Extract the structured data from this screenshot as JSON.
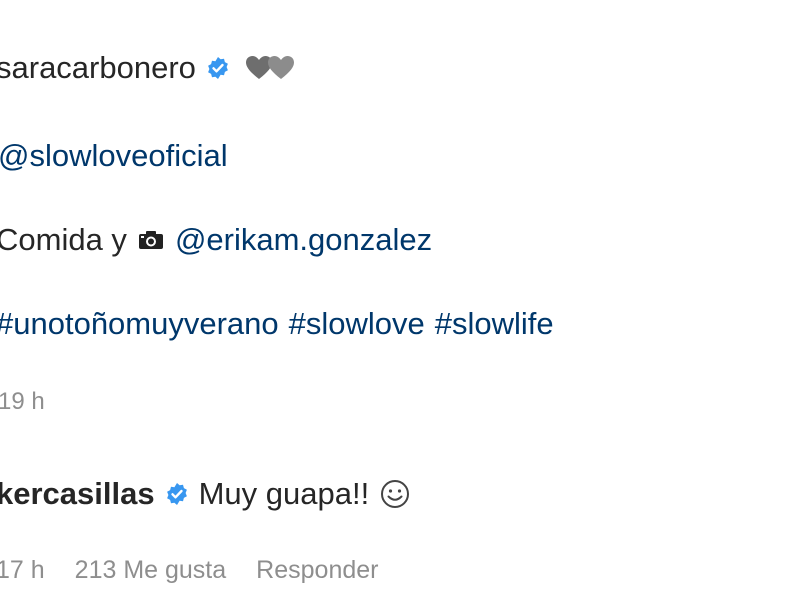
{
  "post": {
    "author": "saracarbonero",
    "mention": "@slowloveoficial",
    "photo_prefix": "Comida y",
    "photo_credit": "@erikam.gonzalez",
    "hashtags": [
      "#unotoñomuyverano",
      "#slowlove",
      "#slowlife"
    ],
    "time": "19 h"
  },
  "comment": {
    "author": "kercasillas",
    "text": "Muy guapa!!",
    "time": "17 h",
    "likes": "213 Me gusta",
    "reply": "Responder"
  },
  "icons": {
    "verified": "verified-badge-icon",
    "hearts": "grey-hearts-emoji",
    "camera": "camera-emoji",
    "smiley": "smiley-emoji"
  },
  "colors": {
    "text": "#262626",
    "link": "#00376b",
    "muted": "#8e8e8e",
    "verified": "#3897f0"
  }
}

* [Exercise prompt]: Reproduce the material in its entirety and word for word, without the pictures.

* [Reply to the exercise]:
Extract the structured data from this screenshot as JSON.
{
  "post": {
    "author": "saracarbonero",
    "mention": "@slowloveoficial",
    "photo_prefix": "Comida y",
    "photo_credit": "@erikam.gonzalez",
    "hashtags": [
      "#unotoñomuyverano",
      "#slowlove",
      "#slowlife"
    ],
    "time": "19 h"
  },
  "comment": {
    "author": "kercasillas",
    "text": "Muy guapa!!",
    "time": "17 h",
    "likes": "213 Me gusta",
    "reply": "Responder"
  },
  "icons": {
    "verified": "verified-badge-icon",
    "hearts": "grey-hearts-emoji",
    "camera": "camera-emoji",
    "smiley": "smiley-emoji"
  },
  "colors": {
    "text": "#262626",
    "link": "#00376b",
    "muted": "#8e8e8e",
    "verified": "#3897f0"
  }
}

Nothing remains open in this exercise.